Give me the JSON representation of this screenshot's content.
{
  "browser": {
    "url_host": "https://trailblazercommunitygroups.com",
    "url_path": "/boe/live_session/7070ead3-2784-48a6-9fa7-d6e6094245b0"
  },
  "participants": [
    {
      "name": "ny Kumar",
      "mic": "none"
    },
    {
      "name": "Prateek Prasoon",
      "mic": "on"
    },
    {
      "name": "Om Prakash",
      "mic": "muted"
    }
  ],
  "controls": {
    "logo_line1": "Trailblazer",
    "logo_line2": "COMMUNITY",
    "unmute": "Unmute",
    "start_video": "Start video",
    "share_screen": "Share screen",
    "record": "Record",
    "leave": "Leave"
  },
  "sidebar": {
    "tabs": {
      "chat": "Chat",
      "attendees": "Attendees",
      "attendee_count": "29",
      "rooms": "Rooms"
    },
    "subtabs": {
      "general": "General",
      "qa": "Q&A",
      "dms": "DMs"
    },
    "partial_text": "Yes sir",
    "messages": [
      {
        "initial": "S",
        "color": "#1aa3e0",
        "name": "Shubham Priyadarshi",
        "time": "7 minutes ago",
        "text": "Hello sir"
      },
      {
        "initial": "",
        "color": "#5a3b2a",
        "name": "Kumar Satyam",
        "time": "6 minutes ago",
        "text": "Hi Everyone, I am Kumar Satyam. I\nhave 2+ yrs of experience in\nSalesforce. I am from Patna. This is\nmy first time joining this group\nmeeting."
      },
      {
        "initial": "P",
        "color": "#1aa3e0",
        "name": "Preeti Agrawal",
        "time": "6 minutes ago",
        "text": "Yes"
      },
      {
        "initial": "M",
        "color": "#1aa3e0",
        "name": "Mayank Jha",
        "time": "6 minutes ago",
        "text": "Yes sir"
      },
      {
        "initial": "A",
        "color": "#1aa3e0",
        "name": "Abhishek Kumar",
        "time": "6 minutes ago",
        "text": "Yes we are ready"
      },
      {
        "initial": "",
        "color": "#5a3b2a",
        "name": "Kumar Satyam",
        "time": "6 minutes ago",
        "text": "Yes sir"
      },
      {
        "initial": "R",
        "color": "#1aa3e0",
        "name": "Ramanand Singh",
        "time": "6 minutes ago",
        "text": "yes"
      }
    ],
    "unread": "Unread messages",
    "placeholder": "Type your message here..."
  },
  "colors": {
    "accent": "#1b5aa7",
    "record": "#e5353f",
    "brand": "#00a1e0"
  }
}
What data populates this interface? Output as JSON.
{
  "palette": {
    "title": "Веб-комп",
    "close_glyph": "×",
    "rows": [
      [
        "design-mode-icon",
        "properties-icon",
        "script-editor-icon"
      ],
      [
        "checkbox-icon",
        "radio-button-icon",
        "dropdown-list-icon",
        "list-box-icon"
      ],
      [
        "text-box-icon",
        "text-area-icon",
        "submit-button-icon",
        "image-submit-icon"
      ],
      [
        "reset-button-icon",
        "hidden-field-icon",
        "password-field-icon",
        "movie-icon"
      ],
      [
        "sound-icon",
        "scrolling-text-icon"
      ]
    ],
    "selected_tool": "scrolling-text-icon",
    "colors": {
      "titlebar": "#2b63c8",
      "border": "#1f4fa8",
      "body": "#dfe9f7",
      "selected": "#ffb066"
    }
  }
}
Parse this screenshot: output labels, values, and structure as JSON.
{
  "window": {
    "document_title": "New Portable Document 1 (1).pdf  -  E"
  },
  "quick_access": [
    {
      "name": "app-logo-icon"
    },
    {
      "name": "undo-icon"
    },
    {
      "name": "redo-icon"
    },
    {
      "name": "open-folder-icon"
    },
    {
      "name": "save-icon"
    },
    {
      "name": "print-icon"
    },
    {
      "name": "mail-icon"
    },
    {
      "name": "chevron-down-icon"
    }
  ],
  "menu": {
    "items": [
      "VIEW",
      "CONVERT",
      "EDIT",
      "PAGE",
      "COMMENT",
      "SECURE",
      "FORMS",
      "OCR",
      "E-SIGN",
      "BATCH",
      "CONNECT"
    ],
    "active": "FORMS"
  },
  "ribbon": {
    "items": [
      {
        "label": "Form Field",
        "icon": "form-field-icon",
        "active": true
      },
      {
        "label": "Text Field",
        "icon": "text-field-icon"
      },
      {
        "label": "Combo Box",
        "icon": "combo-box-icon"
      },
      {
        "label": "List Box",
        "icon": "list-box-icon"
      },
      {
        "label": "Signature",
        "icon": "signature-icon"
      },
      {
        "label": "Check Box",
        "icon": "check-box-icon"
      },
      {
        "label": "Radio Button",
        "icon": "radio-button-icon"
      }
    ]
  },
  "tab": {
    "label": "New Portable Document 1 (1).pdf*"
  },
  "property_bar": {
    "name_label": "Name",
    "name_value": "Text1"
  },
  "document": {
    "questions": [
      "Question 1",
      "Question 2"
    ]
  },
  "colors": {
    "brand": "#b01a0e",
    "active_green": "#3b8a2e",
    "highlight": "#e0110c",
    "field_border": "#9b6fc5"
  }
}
══════════
EXERCISE AIM:
Pull out each line of the records holding the string "submit".

CORRECT OUTPUT:
        "submit-button-icon",
        "image-submit-icon"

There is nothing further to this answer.